■ **Goal**: Using the material below, copy every line where "Jonathan" appears.
···
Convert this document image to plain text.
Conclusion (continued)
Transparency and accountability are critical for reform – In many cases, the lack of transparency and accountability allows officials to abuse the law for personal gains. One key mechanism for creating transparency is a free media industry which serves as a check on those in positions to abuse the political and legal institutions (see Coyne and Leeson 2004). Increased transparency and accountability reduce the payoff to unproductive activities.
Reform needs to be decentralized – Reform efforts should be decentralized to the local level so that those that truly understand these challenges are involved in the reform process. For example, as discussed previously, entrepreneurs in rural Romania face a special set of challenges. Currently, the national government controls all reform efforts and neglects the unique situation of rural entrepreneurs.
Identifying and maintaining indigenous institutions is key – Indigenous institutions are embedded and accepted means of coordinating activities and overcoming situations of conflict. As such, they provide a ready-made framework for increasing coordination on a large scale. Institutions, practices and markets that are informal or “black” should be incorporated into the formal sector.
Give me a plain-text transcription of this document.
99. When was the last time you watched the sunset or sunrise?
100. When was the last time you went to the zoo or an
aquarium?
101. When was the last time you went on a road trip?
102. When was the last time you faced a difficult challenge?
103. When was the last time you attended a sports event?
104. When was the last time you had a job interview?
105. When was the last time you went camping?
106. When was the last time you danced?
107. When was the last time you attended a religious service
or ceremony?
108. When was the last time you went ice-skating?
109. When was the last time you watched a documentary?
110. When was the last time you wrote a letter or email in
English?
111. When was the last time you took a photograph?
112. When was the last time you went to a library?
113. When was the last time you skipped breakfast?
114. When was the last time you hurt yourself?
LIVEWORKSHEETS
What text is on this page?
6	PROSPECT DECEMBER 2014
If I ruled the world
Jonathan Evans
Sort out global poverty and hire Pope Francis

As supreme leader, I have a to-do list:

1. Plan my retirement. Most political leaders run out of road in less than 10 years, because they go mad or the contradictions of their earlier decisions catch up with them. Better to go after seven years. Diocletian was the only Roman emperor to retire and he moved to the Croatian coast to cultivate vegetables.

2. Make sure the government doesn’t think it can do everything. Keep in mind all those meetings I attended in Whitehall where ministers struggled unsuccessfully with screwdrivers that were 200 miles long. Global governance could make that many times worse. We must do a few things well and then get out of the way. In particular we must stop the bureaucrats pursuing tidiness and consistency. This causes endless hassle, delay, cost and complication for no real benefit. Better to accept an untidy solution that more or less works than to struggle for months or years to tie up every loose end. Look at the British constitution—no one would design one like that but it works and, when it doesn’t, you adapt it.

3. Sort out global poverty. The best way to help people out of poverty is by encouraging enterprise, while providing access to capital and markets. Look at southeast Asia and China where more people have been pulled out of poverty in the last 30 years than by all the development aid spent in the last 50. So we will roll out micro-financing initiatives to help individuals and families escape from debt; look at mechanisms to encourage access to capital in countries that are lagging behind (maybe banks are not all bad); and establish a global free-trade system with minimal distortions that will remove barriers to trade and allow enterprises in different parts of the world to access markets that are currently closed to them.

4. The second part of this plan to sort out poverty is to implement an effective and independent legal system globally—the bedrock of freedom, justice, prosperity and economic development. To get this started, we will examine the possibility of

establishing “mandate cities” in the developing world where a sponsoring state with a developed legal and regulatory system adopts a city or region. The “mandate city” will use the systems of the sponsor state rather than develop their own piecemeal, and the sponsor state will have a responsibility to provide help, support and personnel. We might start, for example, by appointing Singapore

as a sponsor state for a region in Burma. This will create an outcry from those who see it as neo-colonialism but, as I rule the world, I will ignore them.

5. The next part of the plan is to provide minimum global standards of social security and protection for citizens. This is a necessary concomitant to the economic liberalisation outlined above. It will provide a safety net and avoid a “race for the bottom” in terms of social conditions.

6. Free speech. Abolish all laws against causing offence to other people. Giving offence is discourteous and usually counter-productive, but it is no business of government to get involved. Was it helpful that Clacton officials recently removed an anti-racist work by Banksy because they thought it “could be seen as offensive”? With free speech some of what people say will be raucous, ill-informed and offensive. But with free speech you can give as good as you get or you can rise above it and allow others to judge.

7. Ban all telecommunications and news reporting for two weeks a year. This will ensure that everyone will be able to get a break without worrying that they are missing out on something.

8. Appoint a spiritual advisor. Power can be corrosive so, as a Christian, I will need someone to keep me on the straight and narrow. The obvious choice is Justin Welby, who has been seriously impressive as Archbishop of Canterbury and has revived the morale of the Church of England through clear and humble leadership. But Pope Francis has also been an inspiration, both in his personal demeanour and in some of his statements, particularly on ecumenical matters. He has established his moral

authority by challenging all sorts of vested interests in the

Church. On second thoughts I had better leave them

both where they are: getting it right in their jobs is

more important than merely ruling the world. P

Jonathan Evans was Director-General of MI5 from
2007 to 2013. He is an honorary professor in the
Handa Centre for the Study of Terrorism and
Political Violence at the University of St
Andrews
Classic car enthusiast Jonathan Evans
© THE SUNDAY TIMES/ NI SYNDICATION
···
■ **Output for this task**:
Jonathan Evans
Jonathan Evans was Director-General of MI5 from
Classic car enthusiast Jonathan Evans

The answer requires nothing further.